* Start DATA LINES *
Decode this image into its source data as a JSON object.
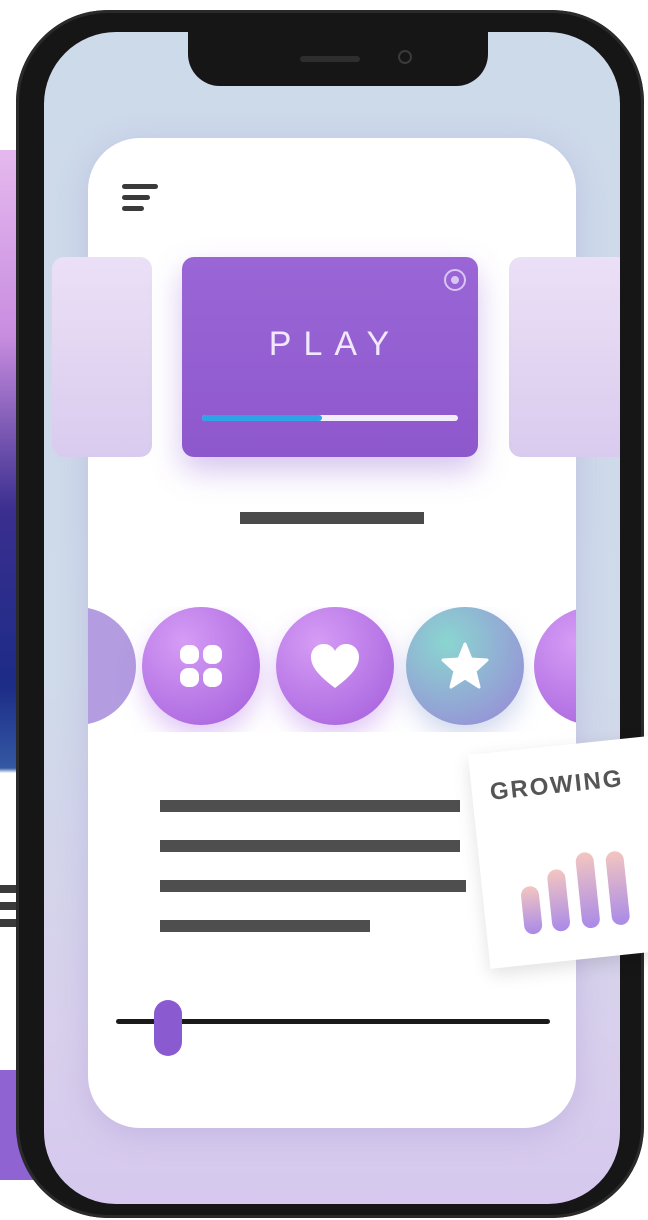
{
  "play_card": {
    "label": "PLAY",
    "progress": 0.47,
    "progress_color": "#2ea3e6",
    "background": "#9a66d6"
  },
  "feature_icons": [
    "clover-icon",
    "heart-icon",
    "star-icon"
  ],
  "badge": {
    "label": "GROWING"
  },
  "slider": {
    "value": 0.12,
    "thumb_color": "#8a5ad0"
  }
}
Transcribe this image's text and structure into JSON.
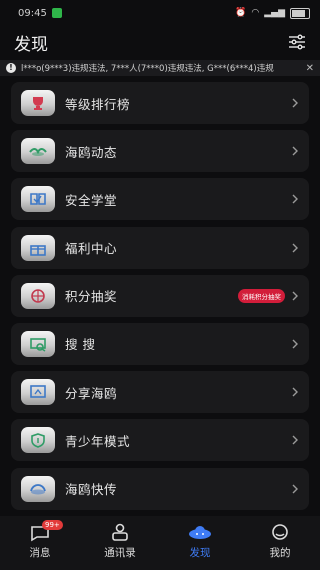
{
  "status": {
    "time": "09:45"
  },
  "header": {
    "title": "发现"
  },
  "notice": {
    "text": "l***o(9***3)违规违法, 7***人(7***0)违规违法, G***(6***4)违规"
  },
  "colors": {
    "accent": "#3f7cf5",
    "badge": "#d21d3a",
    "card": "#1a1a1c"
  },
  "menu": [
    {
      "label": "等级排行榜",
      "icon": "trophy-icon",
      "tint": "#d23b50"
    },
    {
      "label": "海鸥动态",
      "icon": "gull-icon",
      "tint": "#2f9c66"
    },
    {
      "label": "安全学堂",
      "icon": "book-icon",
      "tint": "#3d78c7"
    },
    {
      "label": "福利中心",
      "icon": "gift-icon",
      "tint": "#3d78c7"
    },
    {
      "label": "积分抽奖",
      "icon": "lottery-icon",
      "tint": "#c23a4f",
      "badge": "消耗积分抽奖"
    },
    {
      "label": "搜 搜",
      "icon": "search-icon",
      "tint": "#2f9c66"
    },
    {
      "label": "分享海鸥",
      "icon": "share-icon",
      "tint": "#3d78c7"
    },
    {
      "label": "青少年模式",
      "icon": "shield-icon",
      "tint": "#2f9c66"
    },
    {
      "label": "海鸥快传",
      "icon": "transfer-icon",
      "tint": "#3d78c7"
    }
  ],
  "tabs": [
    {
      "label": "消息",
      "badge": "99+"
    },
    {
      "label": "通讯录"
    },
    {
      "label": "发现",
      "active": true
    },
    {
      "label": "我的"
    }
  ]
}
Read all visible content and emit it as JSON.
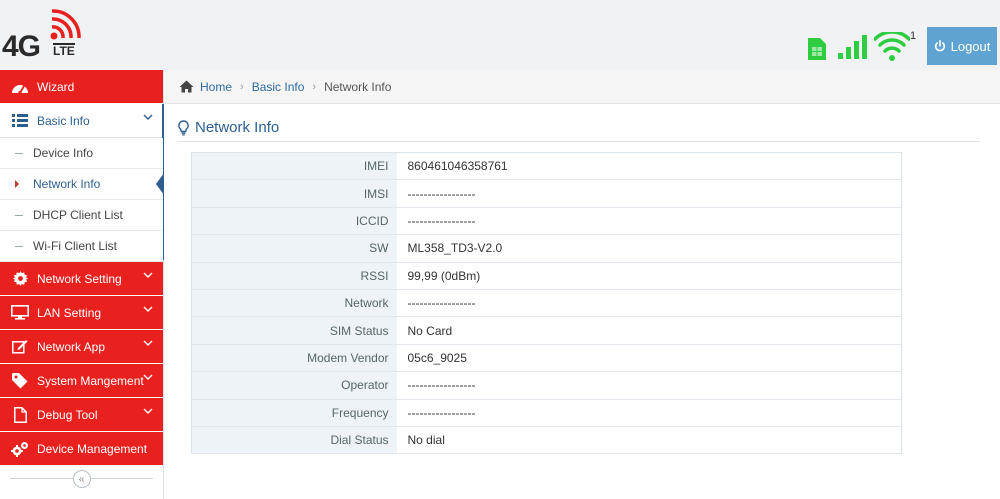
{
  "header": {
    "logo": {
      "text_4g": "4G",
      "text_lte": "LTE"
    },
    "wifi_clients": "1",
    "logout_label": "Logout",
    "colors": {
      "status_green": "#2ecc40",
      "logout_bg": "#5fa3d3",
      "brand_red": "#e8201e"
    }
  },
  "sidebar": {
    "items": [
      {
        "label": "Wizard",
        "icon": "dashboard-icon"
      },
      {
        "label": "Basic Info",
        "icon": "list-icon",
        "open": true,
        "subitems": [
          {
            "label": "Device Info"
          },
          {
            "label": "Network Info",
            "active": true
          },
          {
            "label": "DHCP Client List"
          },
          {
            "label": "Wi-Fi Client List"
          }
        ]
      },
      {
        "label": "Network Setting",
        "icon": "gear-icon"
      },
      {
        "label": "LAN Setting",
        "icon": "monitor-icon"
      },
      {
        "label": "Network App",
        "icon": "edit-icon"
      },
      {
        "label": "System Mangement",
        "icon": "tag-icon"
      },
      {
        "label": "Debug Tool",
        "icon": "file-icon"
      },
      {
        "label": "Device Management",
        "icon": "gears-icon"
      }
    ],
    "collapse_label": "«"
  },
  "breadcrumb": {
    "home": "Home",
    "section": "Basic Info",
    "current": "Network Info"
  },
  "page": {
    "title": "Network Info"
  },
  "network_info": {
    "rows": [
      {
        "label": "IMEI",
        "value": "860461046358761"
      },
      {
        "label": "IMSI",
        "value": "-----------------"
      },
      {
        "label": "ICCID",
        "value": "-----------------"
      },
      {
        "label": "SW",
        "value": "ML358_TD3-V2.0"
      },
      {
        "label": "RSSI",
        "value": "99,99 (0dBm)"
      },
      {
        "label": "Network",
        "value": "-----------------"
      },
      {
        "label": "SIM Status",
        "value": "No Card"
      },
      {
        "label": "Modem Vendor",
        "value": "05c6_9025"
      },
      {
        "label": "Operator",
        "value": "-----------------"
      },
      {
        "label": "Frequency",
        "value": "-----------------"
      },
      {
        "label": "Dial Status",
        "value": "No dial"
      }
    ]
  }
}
* End DATA LINES *
* Start DATA LINES *
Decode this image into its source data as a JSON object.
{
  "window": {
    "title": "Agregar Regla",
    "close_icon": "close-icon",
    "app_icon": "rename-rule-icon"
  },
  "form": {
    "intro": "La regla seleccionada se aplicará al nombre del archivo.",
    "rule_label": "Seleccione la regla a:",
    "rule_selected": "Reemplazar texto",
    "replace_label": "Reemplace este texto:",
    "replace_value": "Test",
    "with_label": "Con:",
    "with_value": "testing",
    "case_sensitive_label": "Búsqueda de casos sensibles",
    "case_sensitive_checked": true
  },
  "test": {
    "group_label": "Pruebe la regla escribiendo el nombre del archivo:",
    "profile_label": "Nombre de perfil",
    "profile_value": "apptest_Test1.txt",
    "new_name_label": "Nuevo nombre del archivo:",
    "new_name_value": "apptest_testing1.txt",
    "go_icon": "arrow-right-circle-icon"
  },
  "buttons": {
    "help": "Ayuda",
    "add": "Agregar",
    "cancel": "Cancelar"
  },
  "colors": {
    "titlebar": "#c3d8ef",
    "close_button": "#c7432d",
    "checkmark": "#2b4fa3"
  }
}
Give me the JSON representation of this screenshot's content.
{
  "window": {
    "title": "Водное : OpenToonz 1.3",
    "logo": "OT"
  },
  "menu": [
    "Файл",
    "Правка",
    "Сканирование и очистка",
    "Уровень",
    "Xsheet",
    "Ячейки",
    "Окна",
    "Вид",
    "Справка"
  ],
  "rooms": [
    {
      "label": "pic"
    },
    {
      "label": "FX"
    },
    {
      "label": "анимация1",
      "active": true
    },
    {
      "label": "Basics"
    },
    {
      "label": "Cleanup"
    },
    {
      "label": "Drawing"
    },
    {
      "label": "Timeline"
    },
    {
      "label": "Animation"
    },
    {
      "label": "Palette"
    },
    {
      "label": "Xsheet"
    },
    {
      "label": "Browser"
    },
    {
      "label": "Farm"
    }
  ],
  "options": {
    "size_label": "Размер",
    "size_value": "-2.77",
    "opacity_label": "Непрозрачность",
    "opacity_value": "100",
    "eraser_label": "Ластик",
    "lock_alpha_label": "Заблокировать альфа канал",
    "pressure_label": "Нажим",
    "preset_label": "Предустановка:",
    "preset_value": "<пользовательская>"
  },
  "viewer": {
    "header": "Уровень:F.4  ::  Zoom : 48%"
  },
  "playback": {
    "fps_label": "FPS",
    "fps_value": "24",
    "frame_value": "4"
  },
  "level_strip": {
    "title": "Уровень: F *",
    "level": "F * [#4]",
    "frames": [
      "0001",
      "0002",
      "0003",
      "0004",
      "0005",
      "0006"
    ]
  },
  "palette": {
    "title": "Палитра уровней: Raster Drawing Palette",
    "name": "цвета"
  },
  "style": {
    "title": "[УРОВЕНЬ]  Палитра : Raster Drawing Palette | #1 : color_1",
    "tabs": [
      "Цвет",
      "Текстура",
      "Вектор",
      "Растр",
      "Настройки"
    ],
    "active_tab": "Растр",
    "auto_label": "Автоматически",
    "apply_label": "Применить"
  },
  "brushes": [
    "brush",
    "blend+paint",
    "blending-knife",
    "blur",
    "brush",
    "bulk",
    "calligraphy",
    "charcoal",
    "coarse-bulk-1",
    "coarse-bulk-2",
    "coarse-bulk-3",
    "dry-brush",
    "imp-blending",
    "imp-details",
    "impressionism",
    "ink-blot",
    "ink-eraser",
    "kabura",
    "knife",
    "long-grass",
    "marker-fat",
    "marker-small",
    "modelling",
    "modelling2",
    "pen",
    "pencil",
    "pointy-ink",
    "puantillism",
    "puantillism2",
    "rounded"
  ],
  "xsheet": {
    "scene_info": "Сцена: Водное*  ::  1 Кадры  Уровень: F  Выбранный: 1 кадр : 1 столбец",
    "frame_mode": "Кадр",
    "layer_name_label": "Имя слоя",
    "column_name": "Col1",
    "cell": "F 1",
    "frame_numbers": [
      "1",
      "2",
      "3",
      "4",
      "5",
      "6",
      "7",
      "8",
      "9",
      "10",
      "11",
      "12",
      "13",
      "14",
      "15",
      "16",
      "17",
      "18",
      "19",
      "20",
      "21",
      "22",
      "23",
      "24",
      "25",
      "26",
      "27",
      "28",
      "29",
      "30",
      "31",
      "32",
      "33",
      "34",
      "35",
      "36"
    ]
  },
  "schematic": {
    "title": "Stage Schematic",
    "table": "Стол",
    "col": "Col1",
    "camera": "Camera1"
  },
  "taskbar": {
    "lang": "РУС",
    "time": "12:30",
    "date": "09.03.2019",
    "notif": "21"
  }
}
* End DATA LINES *
* Start DATA LINES *
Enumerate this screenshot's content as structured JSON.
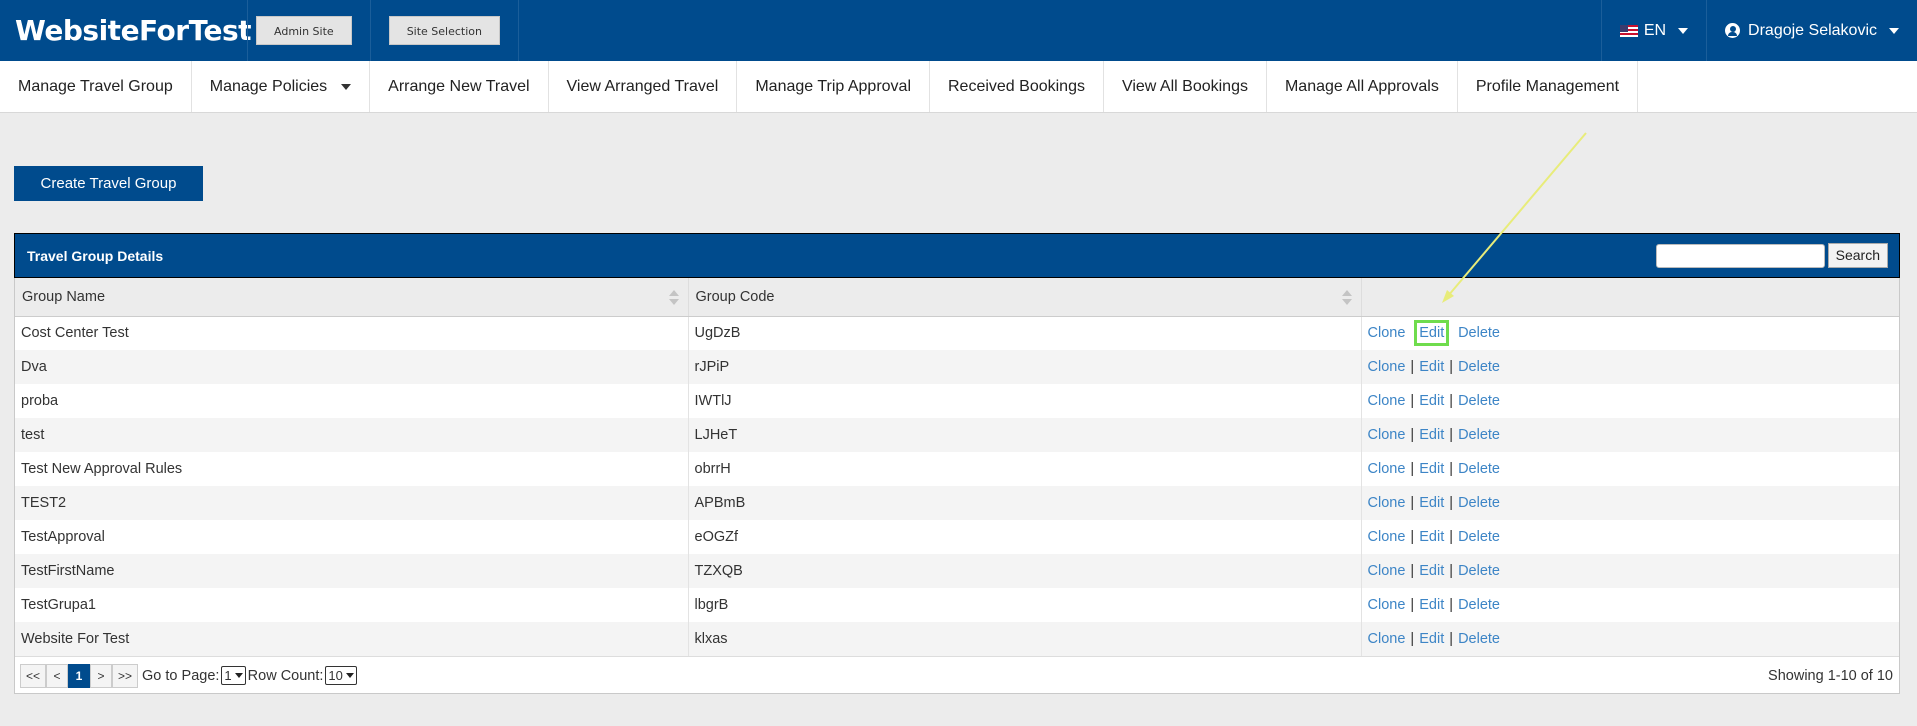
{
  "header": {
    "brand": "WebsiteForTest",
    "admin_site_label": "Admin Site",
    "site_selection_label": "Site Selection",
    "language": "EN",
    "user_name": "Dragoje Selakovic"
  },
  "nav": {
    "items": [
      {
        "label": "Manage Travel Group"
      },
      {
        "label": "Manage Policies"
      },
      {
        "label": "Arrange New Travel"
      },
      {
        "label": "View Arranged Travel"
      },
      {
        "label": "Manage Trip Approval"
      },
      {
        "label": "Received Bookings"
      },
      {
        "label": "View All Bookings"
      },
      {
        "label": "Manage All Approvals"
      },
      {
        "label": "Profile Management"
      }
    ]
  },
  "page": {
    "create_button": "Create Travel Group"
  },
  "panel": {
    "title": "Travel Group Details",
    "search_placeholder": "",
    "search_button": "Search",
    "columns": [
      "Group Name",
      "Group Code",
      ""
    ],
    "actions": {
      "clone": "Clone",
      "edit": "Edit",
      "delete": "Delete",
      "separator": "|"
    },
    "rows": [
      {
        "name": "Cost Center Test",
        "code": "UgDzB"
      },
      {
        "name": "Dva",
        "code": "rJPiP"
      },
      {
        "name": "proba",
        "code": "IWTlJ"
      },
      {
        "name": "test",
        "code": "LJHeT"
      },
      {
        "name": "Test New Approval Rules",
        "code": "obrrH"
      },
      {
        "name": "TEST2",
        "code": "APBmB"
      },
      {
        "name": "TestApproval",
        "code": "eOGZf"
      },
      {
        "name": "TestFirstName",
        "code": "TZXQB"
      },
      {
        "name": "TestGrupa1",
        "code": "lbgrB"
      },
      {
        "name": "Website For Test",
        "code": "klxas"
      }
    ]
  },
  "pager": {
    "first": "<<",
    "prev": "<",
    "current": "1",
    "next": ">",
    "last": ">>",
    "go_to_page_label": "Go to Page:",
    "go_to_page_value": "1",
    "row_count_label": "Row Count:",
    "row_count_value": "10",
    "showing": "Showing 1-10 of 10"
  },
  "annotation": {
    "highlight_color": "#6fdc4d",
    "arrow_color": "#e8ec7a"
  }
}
* End DATA LINES *
Pull every line holding "this" out of the records.

## SOLVED EXERCISE
Decode this image into its source data as a JSON object.
Transcribe this image's text and structure into JSON.
Decode this image into its source data as a JSON object.
Give me the JSON representation of this screenshot's content.
Enumerate this screenshot's content as structured JSON.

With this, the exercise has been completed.